Recorded data:
* start *
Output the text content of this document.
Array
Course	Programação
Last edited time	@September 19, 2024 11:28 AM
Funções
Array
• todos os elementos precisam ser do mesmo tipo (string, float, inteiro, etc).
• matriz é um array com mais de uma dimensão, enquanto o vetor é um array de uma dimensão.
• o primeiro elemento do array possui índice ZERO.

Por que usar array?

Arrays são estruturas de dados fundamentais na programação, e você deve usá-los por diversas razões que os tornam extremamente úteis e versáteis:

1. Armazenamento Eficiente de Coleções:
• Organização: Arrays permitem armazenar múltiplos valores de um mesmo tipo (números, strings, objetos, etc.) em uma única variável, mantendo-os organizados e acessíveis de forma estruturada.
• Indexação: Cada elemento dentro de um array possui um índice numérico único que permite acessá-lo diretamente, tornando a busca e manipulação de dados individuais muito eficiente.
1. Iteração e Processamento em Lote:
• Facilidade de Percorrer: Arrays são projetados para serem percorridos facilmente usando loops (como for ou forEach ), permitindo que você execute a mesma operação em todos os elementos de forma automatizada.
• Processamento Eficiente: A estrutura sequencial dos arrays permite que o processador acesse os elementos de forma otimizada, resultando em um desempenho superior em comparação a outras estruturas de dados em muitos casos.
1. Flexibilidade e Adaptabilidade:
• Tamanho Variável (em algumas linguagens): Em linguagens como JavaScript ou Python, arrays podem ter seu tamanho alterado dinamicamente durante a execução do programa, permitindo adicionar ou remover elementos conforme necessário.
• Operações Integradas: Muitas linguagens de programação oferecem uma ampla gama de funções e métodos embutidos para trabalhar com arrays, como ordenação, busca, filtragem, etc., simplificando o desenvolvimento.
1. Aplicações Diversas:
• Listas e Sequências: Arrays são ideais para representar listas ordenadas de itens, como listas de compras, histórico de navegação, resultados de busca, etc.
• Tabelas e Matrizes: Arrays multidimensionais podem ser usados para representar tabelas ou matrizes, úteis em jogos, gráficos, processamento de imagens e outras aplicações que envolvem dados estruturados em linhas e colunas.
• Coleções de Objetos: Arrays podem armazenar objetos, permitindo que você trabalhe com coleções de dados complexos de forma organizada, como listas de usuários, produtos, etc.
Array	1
* end *
Write out the listing once more, matching it exactly.

Solution to this exercise:
Output the text content of this document.
Array
Course	Programação
Last edited time	@September 19, 2024 11:28 AM
Funções
Array
• todos os elementos precisam ser do mesmo tipo (string, float, inteiro, etc).
• matriz é um array com mais de uma dimensão, enquanto o vetor é um array de uma dimensão.
• o primeiro elemento do array possui índice ZERO.

Por que usar array?

Arrays são estruturas de dados fundamentais na programação, e você deve usá-los por diversas razões que os tornam extremamente úteis e versáteis:

1. Armazenamento Eficiente de Coleções:
• Organização: Arrays permitem armazenar múltiplos valores de um mesmo tipo (números, strings, objetos, etc.) em uma única variável, mantendo-os organizados e acessíveis de forma estruturada.
• Indexação: Cada elemento dentro de um array possui um índice numérico único que permite acessá-lo diretamente, tornando a busca e manipulação de dados individuais muito eficiente.
1. Iteração e Processamento em Lote:
• Facilidade de Percorrer: Arrays são projetados para serem percorridos facilmente usando loops (como for ou forEach ), permitindo que você execute a mesma operação em todos os elementos de forma automatizada.
• Processamento Eficiente: A estrutura sequencial dos arrays permite que o processador acesse os elementos de forma otimizada, resultando em um desempenho superior em comparação a outras estruturas de dados em muitos casos.
1. Flexibilidade e Adaptabilidade:
• Tamanho Variável (em algumas linguagens): Em linguagens como JavaScript ou Python, arrays podem ter seu tamanho alterado dinamicamente durante a execução do programa, permitindo adicionar ou remover elementos conforme necessário.
• Operações Integradas: Muitas linguagens de programação oferecem uma ampla gama de funções e métodos embutidos para trabalhar com arrays, como ordenação, busca, filtragem, etc., simplificando o desenvolvimento.
1. Aplicações Diversas:
• Listas e Sequências: Arrays são ideais para representar listas ordenadas de itens, como listas de compras, histórico de navegação, resultados de busca, etc.
• Tabelas e Matrizes: Arrays multidimensionais podem ser usados para representar tabelas ou matrizes, úteis em jogos, gráficos, processamento de imagens e outras aplicações que envolvem dados estruturados em linhas e colunas.
• Coleções de Objetos: Arrays podem armazenar objetos, permitindo que você trabalhe com coleções de dados complexos de forma organizada, como listas de usuários, produtos, etc.
Array	1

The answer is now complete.